[Excerpt from a dataset]
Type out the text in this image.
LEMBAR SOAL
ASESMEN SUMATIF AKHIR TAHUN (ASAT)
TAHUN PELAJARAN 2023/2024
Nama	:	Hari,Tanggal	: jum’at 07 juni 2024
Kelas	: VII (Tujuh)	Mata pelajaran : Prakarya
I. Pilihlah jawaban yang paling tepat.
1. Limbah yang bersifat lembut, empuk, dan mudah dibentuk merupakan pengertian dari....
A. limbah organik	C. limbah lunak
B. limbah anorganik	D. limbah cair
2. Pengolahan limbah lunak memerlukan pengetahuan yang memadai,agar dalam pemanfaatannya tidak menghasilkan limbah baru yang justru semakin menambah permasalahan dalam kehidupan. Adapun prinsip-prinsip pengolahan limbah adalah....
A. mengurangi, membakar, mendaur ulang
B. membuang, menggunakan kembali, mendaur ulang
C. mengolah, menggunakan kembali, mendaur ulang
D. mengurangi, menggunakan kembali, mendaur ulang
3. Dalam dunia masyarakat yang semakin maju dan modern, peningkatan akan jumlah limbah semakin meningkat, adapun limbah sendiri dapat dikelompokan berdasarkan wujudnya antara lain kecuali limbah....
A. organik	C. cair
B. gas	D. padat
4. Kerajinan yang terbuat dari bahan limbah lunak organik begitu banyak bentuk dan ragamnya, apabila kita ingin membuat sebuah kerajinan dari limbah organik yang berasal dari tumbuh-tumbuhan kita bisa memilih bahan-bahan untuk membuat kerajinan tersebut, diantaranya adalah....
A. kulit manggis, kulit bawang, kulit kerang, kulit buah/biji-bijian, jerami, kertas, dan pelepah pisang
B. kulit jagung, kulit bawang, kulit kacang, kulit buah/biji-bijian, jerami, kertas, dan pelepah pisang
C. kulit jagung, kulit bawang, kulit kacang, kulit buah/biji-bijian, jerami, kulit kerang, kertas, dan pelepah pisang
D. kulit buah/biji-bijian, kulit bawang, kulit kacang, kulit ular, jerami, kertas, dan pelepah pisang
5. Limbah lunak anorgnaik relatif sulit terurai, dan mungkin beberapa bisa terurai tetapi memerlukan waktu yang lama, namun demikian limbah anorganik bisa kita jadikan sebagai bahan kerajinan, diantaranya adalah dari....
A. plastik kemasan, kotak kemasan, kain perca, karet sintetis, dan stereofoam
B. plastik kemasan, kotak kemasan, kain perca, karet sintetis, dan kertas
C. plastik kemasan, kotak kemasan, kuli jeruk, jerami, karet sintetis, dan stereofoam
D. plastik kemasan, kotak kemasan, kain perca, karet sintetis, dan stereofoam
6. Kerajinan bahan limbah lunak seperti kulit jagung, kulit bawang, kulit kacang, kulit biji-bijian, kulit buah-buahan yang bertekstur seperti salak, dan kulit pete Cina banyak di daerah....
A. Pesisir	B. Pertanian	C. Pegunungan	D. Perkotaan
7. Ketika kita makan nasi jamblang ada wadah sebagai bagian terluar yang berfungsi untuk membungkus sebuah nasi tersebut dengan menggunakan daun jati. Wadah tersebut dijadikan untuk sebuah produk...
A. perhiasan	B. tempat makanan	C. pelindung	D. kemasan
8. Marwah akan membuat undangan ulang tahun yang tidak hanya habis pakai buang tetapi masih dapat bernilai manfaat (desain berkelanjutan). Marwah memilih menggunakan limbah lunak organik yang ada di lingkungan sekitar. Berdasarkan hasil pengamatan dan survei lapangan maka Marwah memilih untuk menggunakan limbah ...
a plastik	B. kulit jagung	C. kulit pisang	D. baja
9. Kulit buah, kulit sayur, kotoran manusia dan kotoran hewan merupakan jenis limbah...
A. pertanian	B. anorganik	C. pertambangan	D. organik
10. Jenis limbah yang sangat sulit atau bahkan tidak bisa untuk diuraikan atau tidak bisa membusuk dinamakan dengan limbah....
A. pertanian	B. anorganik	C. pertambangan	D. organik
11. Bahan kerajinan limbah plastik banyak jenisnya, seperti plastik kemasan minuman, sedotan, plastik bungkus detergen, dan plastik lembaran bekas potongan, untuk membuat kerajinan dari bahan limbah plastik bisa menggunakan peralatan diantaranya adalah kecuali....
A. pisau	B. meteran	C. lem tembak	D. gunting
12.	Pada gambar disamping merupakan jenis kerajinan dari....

Stated goal: Repeat the records above exactly.

Answer to the exercise:
Type out the text in this image.
LEMBAR SOAL
ASESMEN SUMATIF AKHIR TAHUN (ASAT)
TAHUN PELAJARAN 2023/2024
Nama	:	Hari,Tanggal	: jum’at 07 juni 2024
Kelas	: VII (Tujuh)	Mata pelajaran : Prakarya
I. Pilihlah jawaban yang paling tepat.
1. Limbah yang bersifat lembut, empuk, dan mudah dibentuk merupakan pengertian dari....
A. limbah organik	C. limbah lunak
B. limbah anorganik	D. limbah cair
2. Pengolahan limbah lunak memerlukan pengetahuan yang memadai,agar dalam pemanfaatannya tidak menghasilkan limbah baru yang justru semakin menambah permasalahan dalam kehidupan. Adapun prinsip-prinsip pengolahan limbah adalah....
A. mengurangi, membakar, mendaur ulang
B. membuang, menggunakan kembali, mendaur ulang
C. mengolah, menggunakan kembali, mendaur ulang
D. mengurangi, menggunakan kembali, mendaur ulang
3. Dalam dunia masyarakat yang semakin maju dan modern, peningkatan akan jumlah limbah semakin meningkat, adapun limbah sendiri dapat dikelompokan berdasarkan wujudnya antara lain kecuali limbah....
A. organik	C. cair
B. gas	D. padat
4. Kerajinan yang terbuat dari bahan limbah lunak organik begitu banyak bentuk dan ragamnya, apabila kita ingin membuat sebuah kerajinan dari limbah organik yang berasal dari tumbuh-tumbuhan kita bisa memilih bahan-bahan untuk membuat kerajinan tersebut, diantaranya adalah....
A. kulit manggis, kulit bawang, kulit kerang, kulit buah/biji-bijian, jerami, kertas, dan pelepah pisang
B. kulit jagung, kulit bawang, kulit kacang, kulit buah/biji-bijian, jerami, kertas, dan pelepah pisang
C. kulit jagung, kulit bawang, kulit kacang, kulit buah/biji-bijian, jerami, kulit kerang, kertas, dan pelepah pisang
D. kulit buah/biji-bijian, kulit bawang, kulit kacang, kulit ular, jerami, kertas, dan pelepah pisang
5. Limbah lunak anorgnaik relatif sulit terurai, dan mungkin beberapa bisa terurai tetapi memerlukan waktu yang lama, namun demikian limbah anorganik bisa kita jadikan sebagai bahan kerajinan, diantaranya adalah dari....
A. plastik kemasan, kotak kemasan, kain perca, karet sintetis, dan stereofoam
B. plastik kemasan, kotak kemasan, kain perca, karet sintetis, dan kertas
C. plastik kemasan, kotak kemasan, kuli jeruk, jerami, karet sintetis, dan stereofoam
D. plastik kemasan, kotak kemasan, kain perca, karet sintetis, dan stereofoam
6. Kerajinan bahan limbah lunak seperti kulit jagung, kulit bawang, kulit kacang, kulit biji-bijian, kulit buah-buahan yang bertekstur seperti salak, dan kulit pete Cina banyak di daerah....
A. Pesisir	B. Pertanian	C. Pegunungan	D. Perkotaan
7. Ketika kita makan nasi jamblang ada wadah sebagai bagian terluar yang berfungsi untuk membungkus sebuah nasi tersebut dengan menggunakan daun jati. Wadah tersebut dijadikan untuk sebuah produk...
A. perhiasan	B. tempat makanan	C. pelindung	D. kemasan
8. Marwah akan membuat undangan ulang tahun yang tidak hanya habis pakai buang tetapi masih dapat bernilai manfaat (desain berkelanjutan). Marwah memilih menggunakan limbah lunak organik yang ada di lingkungan sekitar. Berdasarkan hasil pengamatan dan survei lapangan maka Marwah memilih untuk menggunakan limbah ...
a plastik	B. kulit jagung	C. kulit pisang	D. baja
9. Kulit buah, kulit sayur, kotoran manusia dan kotoran hewan merupakan jenis limbah...
A. pertanian	B. anorganik	C. pertambangan	D. organik
10. Jenis limbah yang sangat sulit atau bahkan tidak bisa untuk diuraikan atau tidak bisa membusuk dinamakan dengan limbah....
A. pertanian	B. anorganik	C. pertambangan	D. organik
11. Bahan kerajinan limbah plastik banyak jenisnya, seperti plastik kemasan minuman, sedotan, plastik bungkus detergen, dan plastik lembaran bekas potongan, untuk membuat kerajinan dari bahan limbah plastik bisa menggunakan peralatan diantaranya adalah kecuali....
A. pisau	B. meteran	C. lem tembak	D. gunting
12.	Pada gambar disamping merupakan jenis kerajinan dari....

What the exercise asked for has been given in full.